::: Provided records :::
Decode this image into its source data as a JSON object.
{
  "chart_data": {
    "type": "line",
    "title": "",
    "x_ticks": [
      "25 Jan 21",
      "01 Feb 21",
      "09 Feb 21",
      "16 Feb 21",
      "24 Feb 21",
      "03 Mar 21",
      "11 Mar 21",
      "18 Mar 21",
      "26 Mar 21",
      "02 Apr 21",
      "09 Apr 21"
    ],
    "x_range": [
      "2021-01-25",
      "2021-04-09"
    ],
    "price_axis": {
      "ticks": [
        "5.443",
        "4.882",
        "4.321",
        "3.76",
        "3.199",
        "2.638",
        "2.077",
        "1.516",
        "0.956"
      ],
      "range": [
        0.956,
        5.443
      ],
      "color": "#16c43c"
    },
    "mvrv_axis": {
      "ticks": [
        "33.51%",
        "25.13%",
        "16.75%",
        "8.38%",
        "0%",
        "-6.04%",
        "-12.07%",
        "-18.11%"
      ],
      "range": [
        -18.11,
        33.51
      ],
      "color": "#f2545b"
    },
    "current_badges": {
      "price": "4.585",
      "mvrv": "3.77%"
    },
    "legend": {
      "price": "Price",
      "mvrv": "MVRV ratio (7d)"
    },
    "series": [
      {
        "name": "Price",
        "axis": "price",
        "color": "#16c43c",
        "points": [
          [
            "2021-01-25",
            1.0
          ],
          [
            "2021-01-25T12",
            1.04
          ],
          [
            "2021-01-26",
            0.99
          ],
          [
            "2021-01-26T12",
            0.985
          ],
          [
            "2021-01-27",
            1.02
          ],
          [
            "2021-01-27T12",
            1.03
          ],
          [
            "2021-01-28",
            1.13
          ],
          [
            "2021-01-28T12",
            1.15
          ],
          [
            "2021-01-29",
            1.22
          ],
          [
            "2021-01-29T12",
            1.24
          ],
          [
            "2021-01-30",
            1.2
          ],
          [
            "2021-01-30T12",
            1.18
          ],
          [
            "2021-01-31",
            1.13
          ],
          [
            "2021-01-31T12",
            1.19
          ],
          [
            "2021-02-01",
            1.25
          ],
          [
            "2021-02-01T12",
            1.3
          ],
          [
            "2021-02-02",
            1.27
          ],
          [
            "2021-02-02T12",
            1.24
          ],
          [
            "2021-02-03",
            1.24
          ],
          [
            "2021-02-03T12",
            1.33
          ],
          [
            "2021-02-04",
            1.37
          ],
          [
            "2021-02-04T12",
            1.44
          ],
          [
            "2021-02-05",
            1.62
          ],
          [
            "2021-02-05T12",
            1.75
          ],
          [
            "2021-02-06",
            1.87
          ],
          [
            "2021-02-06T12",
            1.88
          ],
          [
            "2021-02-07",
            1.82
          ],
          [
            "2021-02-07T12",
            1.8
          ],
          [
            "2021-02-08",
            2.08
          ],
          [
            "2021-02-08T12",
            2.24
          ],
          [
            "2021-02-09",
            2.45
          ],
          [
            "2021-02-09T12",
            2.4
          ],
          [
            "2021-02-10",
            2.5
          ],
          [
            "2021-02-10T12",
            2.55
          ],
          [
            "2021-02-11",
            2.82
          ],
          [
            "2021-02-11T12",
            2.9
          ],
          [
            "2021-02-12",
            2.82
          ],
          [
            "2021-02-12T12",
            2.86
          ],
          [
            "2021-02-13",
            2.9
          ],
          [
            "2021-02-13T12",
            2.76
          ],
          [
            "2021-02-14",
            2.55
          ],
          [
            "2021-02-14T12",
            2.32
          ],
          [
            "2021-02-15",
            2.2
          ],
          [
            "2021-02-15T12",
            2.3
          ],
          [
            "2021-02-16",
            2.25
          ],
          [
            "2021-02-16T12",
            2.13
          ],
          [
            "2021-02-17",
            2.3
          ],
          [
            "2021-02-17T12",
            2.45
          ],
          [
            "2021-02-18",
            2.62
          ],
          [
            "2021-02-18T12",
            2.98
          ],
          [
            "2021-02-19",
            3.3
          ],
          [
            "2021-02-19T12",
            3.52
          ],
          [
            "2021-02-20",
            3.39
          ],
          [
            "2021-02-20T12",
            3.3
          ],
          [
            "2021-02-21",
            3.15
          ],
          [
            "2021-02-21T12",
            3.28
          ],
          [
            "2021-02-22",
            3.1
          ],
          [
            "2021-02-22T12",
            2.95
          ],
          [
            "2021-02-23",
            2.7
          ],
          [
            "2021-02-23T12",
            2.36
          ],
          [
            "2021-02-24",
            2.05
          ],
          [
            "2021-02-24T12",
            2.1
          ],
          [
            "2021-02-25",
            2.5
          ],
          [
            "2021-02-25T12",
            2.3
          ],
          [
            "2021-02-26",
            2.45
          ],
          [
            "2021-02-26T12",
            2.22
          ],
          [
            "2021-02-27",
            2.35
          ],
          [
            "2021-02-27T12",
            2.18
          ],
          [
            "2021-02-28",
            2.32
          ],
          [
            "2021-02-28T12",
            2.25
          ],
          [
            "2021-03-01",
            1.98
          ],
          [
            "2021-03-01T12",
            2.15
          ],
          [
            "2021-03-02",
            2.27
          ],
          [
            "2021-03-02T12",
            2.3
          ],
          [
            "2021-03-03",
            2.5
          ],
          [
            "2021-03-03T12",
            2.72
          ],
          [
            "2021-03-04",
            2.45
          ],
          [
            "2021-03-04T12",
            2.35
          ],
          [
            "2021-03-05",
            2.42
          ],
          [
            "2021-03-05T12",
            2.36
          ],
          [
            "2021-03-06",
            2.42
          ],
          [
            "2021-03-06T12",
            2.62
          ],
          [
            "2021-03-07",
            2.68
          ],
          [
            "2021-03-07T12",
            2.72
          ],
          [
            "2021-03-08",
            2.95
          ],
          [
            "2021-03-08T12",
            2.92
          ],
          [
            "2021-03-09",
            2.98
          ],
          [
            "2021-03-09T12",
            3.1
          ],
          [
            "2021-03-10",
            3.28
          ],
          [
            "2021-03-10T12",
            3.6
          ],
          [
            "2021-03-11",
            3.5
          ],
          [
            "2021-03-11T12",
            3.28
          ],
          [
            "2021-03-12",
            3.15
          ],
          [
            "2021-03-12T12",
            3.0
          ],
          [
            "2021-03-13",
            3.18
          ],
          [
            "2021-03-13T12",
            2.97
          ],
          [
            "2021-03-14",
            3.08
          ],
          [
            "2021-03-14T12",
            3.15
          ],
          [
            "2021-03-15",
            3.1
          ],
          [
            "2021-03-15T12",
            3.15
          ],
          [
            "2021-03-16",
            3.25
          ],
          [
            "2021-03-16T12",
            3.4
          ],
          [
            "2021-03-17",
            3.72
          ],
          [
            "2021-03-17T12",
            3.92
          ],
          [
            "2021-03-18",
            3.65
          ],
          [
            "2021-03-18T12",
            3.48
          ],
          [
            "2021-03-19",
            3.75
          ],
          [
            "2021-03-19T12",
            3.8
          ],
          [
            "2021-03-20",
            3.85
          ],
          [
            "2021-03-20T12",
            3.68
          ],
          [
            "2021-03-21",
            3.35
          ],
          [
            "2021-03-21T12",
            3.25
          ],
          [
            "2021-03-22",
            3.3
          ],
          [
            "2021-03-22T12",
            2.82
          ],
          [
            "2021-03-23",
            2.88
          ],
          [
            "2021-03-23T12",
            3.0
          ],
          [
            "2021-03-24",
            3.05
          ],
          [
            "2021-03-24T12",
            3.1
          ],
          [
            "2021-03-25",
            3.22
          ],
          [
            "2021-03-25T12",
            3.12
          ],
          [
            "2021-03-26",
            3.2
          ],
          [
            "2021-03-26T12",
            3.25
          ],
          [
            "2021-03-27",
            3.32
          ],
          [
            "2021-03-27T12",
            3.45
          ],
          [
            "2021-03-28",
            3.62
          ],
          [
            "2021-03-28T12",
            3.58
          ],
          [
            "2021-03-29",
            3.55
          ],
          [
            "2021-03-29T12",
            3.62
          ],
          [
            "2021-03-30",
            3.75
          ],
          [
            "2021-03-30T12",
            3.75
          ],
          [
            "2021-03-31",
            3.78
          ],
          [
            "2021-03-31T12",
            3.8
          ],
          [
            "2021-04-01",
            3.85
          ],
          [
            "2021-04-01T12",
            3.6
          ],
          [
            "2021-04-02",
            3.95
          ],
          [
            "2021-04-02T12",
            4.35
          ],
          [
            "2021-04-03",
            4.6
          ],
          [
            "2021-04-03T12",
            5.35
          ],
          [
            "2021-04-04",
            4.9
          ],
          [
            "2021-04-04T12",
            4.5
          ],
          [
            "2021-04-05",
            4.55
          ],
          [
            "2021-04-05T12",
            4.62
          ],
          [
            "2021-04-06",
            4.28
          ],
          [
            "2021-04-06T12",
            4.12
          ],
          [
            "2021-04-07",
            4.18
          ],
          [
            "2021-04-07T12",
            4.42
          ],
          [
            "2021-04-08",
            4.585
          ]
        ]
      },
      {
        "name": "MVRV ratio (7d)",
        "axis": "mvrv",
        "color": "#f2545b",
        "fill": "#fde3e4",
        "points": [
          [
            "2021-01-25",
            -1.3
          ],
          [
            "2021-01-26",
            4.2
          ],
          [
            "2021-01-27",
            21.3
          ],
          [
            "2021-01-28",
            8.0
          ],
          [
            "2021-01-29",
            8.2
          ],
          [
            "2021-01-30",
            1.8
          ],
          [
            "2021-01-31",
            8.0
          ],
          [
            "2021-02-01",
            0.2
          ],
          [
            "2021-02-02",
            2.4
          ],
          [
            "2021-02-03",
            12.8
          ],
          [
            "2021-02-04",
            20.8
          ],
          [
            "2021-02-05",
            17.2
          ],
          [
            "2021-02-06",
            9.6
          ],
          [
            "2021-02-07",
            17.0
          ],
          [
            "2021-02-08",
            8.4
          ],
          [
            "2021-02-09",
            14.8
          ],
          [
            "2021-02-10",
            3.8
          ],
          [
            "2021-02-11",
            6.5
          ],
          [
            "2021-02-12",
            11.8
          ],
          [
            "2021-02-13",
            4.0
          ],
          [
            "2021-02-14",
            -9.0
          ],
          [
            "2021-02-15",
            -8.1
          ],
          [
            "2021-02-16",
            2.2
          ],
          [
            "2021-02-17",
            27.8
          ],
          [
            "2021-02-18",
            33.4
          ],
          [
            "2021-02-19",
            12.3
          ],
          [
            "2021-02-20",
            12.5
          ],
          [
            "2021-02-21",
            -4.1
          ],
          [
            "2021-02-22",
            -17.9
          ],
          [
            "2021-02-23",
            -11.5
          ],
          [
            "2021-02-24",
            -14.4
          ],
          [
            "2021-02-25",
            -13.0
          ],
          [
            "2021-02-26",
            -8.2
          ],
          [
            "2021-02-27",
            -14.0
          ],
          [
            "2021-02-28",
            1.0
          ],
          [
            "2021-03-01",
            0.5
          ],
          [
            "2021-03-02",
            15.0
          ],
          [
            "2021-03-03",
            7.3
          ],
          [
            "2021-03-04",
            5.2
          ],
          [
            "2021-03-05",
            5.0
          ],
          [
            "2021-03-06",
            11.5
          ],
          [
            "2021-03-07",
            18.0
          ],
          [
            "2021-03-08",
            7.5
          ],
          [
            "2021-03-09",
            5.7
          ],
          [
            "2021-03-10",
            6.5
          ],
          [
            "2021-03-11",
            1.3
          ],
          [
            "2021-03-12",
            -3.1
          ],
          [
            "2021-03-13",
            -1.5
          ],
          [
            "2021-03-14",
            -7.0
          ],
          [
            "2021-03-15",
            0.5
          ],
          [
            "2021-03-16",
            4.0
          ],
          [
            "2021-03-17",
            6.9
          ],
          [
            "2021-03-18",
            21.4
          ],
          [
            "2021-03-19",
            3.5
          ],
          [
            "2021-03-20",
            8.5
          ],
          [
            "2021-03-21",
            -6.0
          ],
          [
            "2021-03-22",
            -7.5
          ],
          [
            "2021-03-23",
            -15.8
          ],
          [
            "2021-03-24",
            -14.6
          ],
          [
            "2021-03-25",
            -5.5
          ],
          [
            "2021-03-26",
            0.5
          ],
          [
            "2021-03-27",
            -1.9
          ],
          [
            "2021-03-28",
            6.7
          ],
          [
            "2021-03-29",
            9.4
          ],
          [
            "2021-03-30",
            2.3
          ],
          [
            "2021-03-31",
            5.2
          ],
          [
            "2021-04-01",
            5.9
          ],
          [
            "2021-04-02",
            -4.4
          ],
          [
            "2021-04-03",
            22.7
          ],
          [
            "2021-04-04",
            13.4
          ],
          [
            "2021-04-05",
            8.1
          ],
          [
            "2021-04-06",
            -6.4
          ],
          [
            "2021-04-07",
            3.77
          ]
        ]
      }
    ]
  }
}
:::
Say, as a single number and nothing more, how many lines of the entries contain the word "ratio".

2